■ Instruction ■
Make an exact copy of all the data.

■ Provided information ■
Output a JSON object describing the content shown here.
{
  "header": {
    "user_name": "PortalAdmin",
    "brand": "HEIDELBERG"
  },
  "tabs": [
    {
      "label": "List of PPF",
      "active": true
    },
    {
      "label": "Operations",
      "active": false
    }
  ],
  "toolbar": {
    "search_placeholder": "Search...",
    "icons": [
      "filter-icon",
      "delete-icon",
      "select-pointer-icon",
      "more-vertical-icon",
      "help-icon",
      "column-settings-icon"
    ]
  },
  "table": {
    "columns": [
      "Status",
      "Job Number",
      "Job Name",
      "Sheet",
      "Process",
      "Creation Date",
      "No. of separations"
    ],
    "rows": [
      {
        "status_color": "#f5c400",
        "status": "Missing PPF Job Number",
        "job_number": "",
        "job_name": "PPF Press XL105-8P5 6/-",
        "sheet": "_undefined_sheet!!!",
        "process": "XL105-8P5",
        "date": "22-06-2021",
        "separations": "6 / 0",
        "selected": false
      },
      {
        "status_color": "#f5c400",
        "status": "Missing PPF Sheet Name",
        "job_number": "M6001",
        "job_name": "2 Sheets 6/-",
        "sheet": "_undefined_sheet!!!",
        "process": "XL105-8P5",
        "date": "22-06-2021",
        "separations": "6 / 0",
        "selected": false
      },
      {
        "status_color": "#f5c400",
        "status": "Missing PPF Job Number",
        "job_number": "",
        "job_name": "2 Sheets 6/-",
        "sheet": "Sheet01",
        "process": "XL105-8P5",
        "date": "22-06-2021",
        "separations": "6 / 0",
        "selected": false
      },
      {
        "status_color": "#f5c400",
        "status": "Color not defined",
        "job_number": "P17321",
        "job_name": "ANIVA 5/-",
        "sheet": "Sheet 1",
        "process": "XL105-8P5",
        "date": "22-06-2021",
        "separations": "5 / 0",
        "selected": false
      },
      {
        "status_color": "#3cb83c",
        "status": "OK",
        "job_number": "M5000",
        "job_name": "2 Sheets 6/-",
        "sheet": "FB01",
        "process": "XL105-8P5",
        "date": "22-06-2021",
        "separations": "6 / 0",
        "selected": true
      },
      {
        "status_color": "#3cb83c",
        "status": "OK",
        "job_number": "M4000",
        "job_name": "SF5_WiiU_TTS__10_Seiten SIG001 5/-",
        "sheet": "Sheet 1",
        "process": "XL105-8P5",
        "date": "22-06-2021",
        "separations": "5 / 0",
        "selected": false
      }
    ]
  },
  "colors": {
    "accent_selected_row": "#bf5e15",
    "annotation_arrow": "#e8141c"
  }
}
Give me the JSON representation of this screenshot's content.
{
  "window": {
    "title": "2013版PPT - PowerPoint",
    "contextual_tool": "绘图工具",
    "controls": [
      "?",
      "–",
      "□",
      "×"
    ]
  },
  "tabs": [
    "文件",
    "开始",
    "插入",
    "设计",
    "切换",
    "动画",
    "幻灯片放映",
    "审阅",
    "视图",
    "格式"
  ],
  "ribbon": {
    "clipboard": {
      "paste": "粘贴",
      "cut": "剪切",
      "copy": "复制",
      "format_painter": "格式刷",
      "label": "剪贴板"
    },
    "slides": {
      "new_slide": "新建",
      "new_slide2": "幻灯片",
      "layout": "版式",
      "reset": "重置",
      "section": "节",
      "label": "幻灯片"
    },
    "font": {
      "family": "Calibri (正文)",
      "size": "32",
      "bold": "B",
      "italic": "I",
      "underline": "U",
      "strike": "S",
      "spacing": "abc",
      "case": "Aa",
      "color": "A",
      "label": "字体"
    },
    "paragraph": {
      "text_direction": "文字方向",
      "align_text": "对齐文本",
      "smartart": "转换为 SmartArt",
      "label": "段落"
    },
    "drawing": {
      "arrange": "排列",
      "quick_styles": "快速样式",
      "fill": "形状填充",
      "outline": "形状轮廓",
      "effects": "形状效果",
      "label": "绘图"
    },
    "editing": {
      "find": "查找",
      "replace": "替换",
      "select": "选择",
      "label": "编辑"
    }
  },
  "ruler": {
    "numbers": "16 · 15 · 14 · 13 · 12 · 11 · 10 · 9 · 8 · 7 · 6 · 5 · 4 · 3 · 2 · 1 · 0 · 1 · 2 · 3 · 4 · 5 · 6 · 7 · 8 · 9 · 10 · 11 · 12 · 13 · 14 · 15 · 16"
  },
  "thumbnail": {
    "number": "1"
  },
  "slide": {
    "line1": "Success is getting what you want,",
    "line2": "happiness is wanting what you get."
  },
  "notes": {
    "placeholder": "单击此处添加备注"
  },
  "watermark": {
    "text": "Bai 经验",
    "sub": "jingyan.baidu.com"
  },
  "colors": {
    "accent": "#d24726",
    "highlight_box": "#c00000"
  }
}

■ Reply ■
Output a JSON object describing the content shown here.
{
  "header": {
    "user_name": "PortalAdmin",
    "brand": "HEIDELBERG"
  },
  "tabs": [
    {
      "label": "List of PPF",
      "active": true
    },
    {
      "label": "Operations",
      "active": false
    }
  ],
  "toolbar": {
    "search_placeholder": "Search...",
    "icons": [
      "filter-icon",
      "delete-icon",
      "select-pointer-icon",
      "more-vertical-icon",
      "help-icon",
      "column-settings-icon"
    ]
  },
  "table": {
    "columns": [
      "Status",
      "Job Number",
      "Job Name",
      "Sheet",
      "Process",
      "Creation Date",
      "No. of separations"
    ],
    "rows": [
      {
        "status_color": "#f5c400",
        "status": "Missing PPF Job Number",
        "job_number": "",
        "job_name": "PPF Press XL105-8P5 6/-",
        "sheet": "_undefined_sheet!!!",
        "process": "XL105-8P5",
        "date": "22-06-2021",
        "separations": "6 / 0",
        "selected": false
      },
      {
        "status_color": "#f5c400",
        "status": "Missing PPF Sheet Name",
        "job_number": "M6001",
        "job_name": "2 Sheets 6/-",
        "sheet": "_undefined_sheet!!!",
        "process": "XL105-8P5",
        "date": "22-06-2021",
        "separations": "6 / 0",
        "selected": false
      },
      {
        "status_color": "#f5c400",
        "status": "Missing PPF Job Number",
        "job_number": "",
        "job_name": "2 Sheets 6/-",
        "sheet": "Sheet01",
        "process": "XL105-8P5",
        "date": "22-06-2021",
        "separations": "6 / 0",
        "selected": false
      },
      {
        "status_color": "#f5c400",
        "status": "Color not defined",
        "job_number": "P17321",
        "job_name": "ANIVA 5/-",
        "sheet": "Sheet 1",
        "process": "XL105-8P5",
        "date": "22-06-2021",
        "separations": "5 / 0",
        "selected": false
      },
      {
        "status_color": "#3cb83c",
        "status": "OK",
        "job_number": "M5000",
        "job_name": "2 Sheets 6/-",
        "sheet": "FB01",
        "process": "XL105-8P5",
        "date": "22-06-2021",
        "separations": "6 / 0",
        "selected": true
      },
      {
        "status_color": "#3cb83c",
        "status": "OK",
        "job_number": "M4000",
        "job_name": "SF5_WiiU_TTS__10_Seiten SIG001 5/-",
        "sheet": "Sheet 1",
        "process": "XL105-8P5",
        "date": "22-06-2021",
        "separations": "5 / 0",
        "selected": false
      }
    ]
  },
  "colors": {
    "accent_selected_row": "#bf5e15",
    "annotation_arrow": "#e8141c"
  }
}
Give me the JSON representation of this screenshot's content.
{
  "window": {
    "title": "2013版PPT - PowerPoint",
    "contextual_tool": "绘图工具",
    "controls": [
      "?",
      "–",
      "□",
      "×"
    ]
  },
  "tabs": [
    "文件",
    "开始",
    "插入",
    "设计",
    "切换",
    "动画",
    "幻灯片放映",
    "审阅",
    "视图",
    "格式"
  ],
  "ribbon": {
    "clipboard": {
      "paste": "粘贴",
      "cut": "剪切",
      "copy": "复制",
      "format_painter": "格式刷",
      "label": "剪贴板"
    },
    "slides": {
      "new_slide": "新建",
      "new_slide2": "幻灯片",
      "layout": "版式",
      "reset": "重置",
      "section": "节",
      "label": "幻灯片"
    },
    "font": {
      "family": "Calibri (正文)",
      "size": "32",
      "bold": "B",
      "italic": "I",
      "underline": "U",
      "strike": "S",
      "spacing": "abc",
      "case": "Aa",
      "color": "A",
      "label": "字体"
    },
    "paragraph": {
      "text_direction": "文字方向",
      "align_text": "对齐文本",
      "smartart": "转换为 SmartArt",
      "label": "段落"
    },
    "drawing": {
      "arrange": "排列",
      "quick_styles": "快速样式",
      "fill": "形状填充",
      "outline": "形状轮廓",
      "effects": "形状效果",
      "label": "绘图"
    },
    "editing": {
      "find": "查找",
      "replace": "替换",
      "select": "选择",
      "label": "编辑"
    }
  },
  "ruler": {
    "numbers": "16 · 15 · 14 · 13 · 12 · 11 · 10 · 9 · 8 · 7 · 6 · 5 · 4 · 3 · 2 · 1 · 0 · 1 · 2 · 3 · 4 · 5 · 6 · 7 · 8 · 9 · 10 · 11 · 12 · 13 · 14 · 15 · 16"
  },
  "thumbnail": {
    "number": "1"
  },
  "slide": {
    "line1": "Success is getting what you want,",
    "line2": "happiness is wanting what you get."
  },
  "notes": {
    "placeholder": "单击此处添加备注"
  },
  "watermark": {
    "text": "Bai 经验",
    "sub": "jingyan.baidu.com"
  },
  "colors": {
    "accent": "#d24726",
    "highlight_box": "#c00000"
  }
}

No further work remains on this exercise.